- _Stated exercise_
Locate all lines with the word "Tragacanthi". Copy them.

++++

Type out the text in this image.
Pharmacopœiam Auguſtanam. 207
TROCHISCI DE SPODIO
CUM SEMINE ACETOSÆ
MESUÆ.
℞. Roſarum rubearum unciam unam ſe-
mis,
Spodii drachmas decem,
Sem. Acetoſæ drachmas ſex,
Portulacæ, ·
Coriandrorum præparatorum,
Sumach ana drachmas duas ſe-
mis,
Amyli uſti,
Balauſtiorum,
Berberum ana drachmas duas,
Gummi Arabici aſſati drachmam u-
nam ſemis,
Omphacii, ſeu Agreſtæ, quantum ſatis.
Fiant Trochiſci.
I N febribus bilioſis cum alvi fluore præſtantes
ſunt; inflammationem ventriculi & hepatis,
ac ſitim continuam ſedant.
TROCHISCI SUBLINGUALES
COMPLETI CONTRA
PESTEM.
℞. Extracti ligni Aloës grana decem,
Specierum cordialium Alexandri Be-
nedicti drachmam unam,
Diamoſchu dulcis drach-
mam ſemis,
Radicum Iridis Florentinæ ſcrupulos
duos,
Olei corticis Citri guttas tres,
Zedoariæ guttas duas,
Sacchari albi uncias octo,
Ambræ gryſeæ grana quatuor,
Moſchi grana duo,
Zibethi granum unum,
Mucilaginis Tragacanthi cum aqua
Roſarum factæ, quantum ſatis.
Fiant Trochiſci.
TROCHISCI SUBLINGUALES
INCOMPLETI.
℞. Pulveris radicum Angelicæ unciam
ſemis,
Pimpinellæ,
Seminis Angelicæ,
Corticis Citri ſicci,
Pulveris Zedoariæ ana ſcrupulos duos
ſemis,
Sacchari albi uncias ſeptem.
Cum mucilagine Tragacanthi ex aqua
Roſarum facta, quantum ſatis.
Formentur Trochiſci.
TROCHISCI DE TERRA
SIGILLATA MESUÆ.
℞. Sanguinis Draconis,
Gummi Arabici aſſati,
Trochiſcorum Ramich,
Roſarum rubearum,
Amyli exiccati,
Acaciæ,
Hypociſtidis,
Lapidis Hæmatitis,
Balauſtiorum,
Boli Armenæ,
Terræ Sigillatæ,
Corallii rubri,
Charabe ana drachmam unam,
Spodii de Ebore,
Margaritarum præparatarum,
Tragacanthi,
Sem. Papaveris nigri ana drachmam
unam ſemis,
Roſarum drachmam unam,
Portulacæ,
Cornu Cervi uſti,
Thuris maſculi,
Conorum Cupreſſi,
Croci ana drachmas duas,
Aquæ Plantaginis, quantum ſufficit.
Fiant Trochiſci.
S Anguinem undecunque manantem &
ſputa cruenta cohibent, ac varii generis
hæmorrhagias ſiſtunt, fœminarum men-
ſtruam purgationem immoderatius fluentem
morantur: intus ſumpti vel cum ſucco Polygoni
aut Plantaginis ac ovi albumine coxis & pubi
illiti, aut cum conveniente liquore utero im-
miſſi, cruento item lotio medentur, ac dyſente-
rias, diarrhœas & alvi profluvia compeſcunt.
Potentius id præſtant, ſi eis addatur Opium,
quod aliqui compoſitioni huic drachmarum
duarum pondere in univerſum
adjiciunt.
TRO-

++++

- _Solution for this task_
Mucilaginis Tragacanthi cum aqua
Cum mucilagine Tragacanthi ex aqua
Tragacanthi,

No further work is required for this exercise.